* Exercise details *
Would you return all of this data exactly, leaving nothing out?

[start Records]

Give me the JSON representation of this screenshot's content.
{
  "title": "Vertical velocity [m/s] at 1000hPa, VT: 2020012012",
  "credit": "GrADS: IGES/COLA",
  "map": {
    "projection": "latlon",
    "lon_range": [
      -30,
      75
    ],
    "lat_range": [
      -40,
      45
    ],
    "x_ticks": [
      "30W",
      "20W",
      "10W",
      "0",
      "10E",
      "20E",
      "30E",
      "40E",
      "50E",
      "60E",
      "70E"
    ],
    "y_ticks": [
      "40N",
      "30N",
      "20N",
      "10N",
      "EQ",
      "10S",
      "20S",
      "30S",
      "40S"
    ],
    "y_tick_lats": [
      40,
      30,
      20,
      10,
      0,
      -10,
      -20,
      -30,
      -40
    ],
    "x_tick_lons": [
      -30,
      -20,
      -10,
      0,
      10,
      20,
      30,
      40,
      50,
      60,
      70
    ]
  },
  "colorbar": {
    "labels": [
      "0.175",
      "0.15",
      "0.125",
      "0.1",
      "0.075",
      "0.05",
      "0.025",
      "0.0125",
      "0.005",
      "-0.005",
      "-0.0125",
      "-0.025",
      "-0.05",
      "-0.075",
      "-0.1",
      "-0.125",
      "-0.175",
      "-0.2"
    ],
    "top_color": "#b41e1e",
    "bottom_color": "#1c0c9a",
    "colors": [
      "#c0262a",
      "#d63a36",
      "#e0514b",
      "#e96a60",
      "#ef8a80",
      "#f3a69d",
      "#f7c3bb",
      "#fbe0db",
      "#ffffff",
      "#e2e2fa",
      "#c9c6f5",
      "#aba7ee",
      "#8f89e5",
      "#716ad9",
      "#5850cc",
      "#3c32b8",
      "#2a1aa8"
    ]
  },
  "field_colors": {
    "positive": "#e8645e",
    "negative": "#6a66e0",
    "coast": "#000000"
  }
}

[end Records]

* Answer in full *
Give me the JSON representation of this screenshot's content.
{
  "title": "Vertical velocity [m/s] at 1000hPa, VT: 2020012012",
  "credit": "GrADS: IGES/COLA",
  "map": {
    "projection": "latlon",
    "lon_range": [
      -30,
      75
    ],
    "lat_range": [
      -40,
      45
    ],
    "x_ticks": [
      "30W",
      "20W",
      "10W",
      "0",
      "10E",
      "20E",
      "30E",
      "40E",
      "50E",
      "60E",
      "70E"
    ],
    "y_ticks": [
      "40N",
      "30N",
      "20N",
      "10N",
      "EQ",
      "10S",
      "20S",
      "30S",
      "40S"
    ],
    "y_tick_lats": [
      40,
      30,
      20,
      10,
      0,
      -10,
      -20,
      -30,
      -40
    ],
    "x_tick_lons": [
      -30,
      -20,
      -10,
      0,
      10,
      20,
      30,
      40,
      50,
      60,
      70
    ]
  },
  "colorbar": {
    "labels": [
      "0.175",
      "0.15",
      "0.125",
      "0.1",
      "0.075",
      "0.05",
      "0.025",
      "0.0125",
      "0.005",
      "-0.005",
      "-0.0125",
      "-0.025",
      "-0.05",
      "-0.075",
      "-0.1",
      "-0.125",
      "-0.175",
      "-0.2"
    ],
    "top_color": "#b41e1e",
    "bottom_color": "#1c0c9a",
    "colors": [
      "#c0262a",
      "#d63a36",
      "#e0514b",
      "#e96a60",
      "#ef8a80",
      "#f3a69d",
      "#f7c3bb",
      "#fbe0db",
      "#ffffff",
      "#e2e2fa",
      "#c9c6f5",
      "#aba7ee",
      "#8f89e5",
      "#716ad9",
      "#5850cc",
      "#3c32b8",
      "#2a1aa8"
    ]
  },
  "field_colors": {
    "positive": "#e8645e",
    "negative": "#6a66e0",
    "coast": "#000000"
  }
}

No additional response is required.